Start

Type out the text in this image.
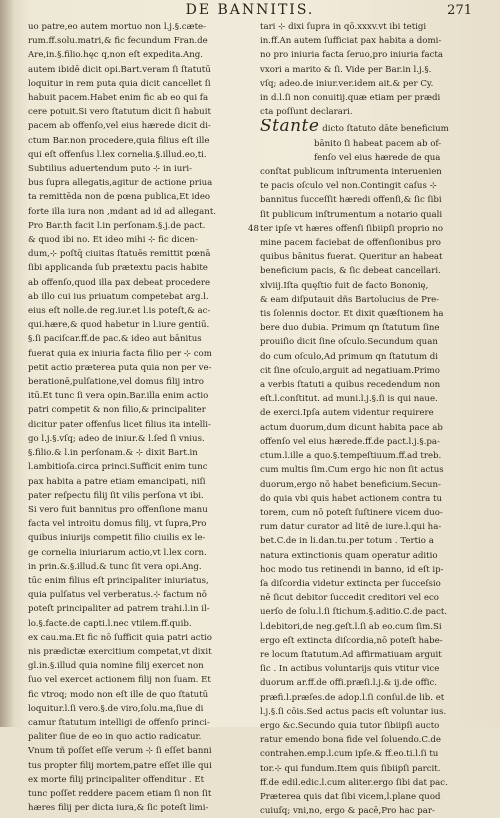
DE BANNITIS.	271
uo patre,eo autem mortuo non l.j.§.cæte-
rum.ff.solu.matri,& fic fecundum Fran.de
Are,in.§.filio.hęc q,non eſt expedita.Ang.
autem ibidē dicit opi.Bart.veram ſi ſtatutū
loquitur in rem puta quia dicit cancellet ſi
habuit pacem.Habet enim fic ab eo qui fa
cere potuit.Si vero ſtatutum dicit ſi habuit
pacem ab offenſo,vel eius hærede dicit di-
ctum Bar.non procedere,quia filius eſt ille
qui eſt offenſus l.lex cornelia.§.illud.eo,ti.
Subtilius aduertendum puto ⊹ in iuri-
bus ſupra allegatis,agitur de actione priua
ta remittēda non de pœna publica,Et ideo
forte illa iura non ,mdant ad id ad allegant.
Pro Bar.th facit l.in perſonam.§.j.de pact.
& quod ibi no. Et ideo mihi ⊹ fic dicen-
dum,⊹ poſtq̄ ciuitas ſtatuēs remittit pœnā
ſibi applicanda ſub prætextu pacis habite
ab offenſo,quod illa pax debeat procedere
ab illo cui ius priuatum competebat arg.l.
eius eſt nolle.de reg.iur.et l.is poteſt,& ac-
qui.hære,& quod habetur in l.iure gentiū.
§.ſi paciſcar.ff.de pac.& ideo aut bānitus
fuerat quia ex iniuria facta filio per ⊹ com
petit actio præterea puta quia non per ve-
berationē,pulſatione,vel domus filij intro
itū.Et tunc ſi vera opin.Bar.illa enim actio
patri competit & non filio,& principaliter
dicitur pater offenſus licet filius ita intelli-
go l.j.§.vſq; adeo de iniur.& l.ſed ſi vnius.
§.filio.& l.in perſonam.& ⊹ dixit Bart.in
l.ambitioſa.circa princi.Sufficit enim tunc
pax habita a patre etiam emancipati, niſi
pater reſpectu filij ſit vilis perſona vt ibi.
Si vero fuit bannitus pro offenſione manu
facta vel introitu domus filij, vt ſupra,Pro
quibus iniurijs competit filio ciuilis ex le-
ge cornelia iniuriarum actio,vt l.lex corn.
in prin.&.§.illud.& tunc ſit vera opi.Ang.
tūc enim filius eſt principaliter iniuriatus,
quia pulſatus vel verberatus.⊹ factum nō
poteſt principaliter ad patrem trahi.l.in il-
lo.§.facte.de capti.l.nec vtilem.ff.quib.
ex cau.ma.Et fic nō ſufficit quia patri actio
nis prædictæ exercitium competat,vt dixit
gl.in.§.illud quia nomine filij exercet non
ſuo vel exercet actionem filij non ſuam. Et
fic vtroq; modo non eſt ille de quo ſtatutū
loquitur.l.ſi vero.§.de viro,ſolu.ma,ſiue di
camur ſtatutum intelligi de offenſo princi-
paliter ſiue de eo in quo actio radicatur.
Vnum tñ poſſet eſſe verum ⊹ ſi eſſet banni
tus propter filij mortem,patre eſſet ille qui
ex morte filij principaliter offenditur . Et
tunc poſſet reddere pacem etiam ſi non ſit
hæres filij per dicta iura,& ſic poteſt limi-
48
tari ⊹ dixi ſupra in qō.xxxv.vt ibi tetigi
in.ff.An autem ſufficiat pax habita a domi-
no pro iniuria facta ſeruo,pro iniuria facta
vxori a marito & ſi. Vide per Bar.in l.j.§.
vſq; adeo.de iniur.ver.idem ait.& per Cy.
in d.l.ſi non conuitij.quæ etiam per prædi
cta poſſunt declarari.
Stante dicto ſtatuto dāte beneficium
bānito ſi habeat pacem ab of-
fenſo vel eius hærede de qua
conſtat publicum inſtrumenta interuenien
te pacis oſculo vel non.Contingit caſus ⊹
bannitus ſucceſſit hæredi offenſi,& ſic ſibi
ſit publicum inſtrumentum a notario quali
ter ipſe vt hæres offenſi ſibiipſi proprio no
mine pacem faciebat de offenſionibus pro
quibus bānitus fuerat. Queritur an habeat
beneficium pacis, & ſic debeat cancellari.
xlviij.Iſta quęſtio fuit de facto Bononię,
& eam diſputauit dñs Bartolucius de Pre-
tis ſolennis doctor. Et dixit quæſtionem ha
bere duo dubia. Primum qn ſtatutum ſine
prouiſio dicit ſine oſculo.Secundum quan
do cum oſculo,Ad primum qn ſtatutum di
cit ſine oſculo,arguit ad negatiuam.Primo
a verbis ſtatuti a quibus recedendum non
eſt.l.conſtitut. ad muni.l.j.§.ſi is qui naue.
de exerci.Ipſa autem videntur requirere
actum duorum,dum dicunt habita pace ab
offenſo vel eius hærede.ff.de pact.l.j.§.pa-
ctum.l.ille a quo.§.tempeſtiuum.ff.ad treb.
cum multis ſim.Cum ergo hic non ſit actus
duorum,ergo nō habet beneficium.Secun-
do quia vbi quis habet actionem contra tu
torem, cum nō poteſt ſuſtinere vicem duo-
rum datur curator ad litē de iure.l.qui ha-
bet.C.de in li.dan.tu.per totum . Tertio a
natura extinctionis quam operatur aditio
hoc modo tus retinendi in banno, id eſt ip-
ſa diſcordia videtur extincta per ſucceſsio
nē ſicut debitor ſuccedit creditori vel eco
uerſo de ſolu.l.ſi ſtichum.§.aditio.C.de pact.
l.debitori,de neg.geſt.l.ſi ab eo.cum ſim.Si
ergo eſt extincta diſcordia,nō poteſt habe-
re locum ſtatutum.Ad affirmatiuam arguit
ſic . In actibus voluntarijs quis vtitur vice
duorum ar.ff.de offi.præſi.l.j.& ij.de offic.
præfi.l.præſes.de adop.l.ſi conſul.de lib. et
l.j.§.ſi cōis.Sed actus pacis eſt voluntar ius.
ergo &c.Secundo quia tutor ſibiipſi aucto
ratur emendo bona fide vel ſoluendo.C.de
contrahen.emp.l.cum ipſe.& ff.eo.ti.l.ſi tu
tor.⊹ qui fundum.Item quis ſibiipſi parcit.
ff.de edil.edic.l.cum aliter.ergo ſibi dat pac.
Præterea quis dat ſibi vicem,l.plane quod
cuiuſq; vni,no, ergo & pacē,Pro hac par-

End

**EXERCISE**
Look through the records and count each line that holds "ergo". Write only the total.

**SOLVED PROBLEM**
6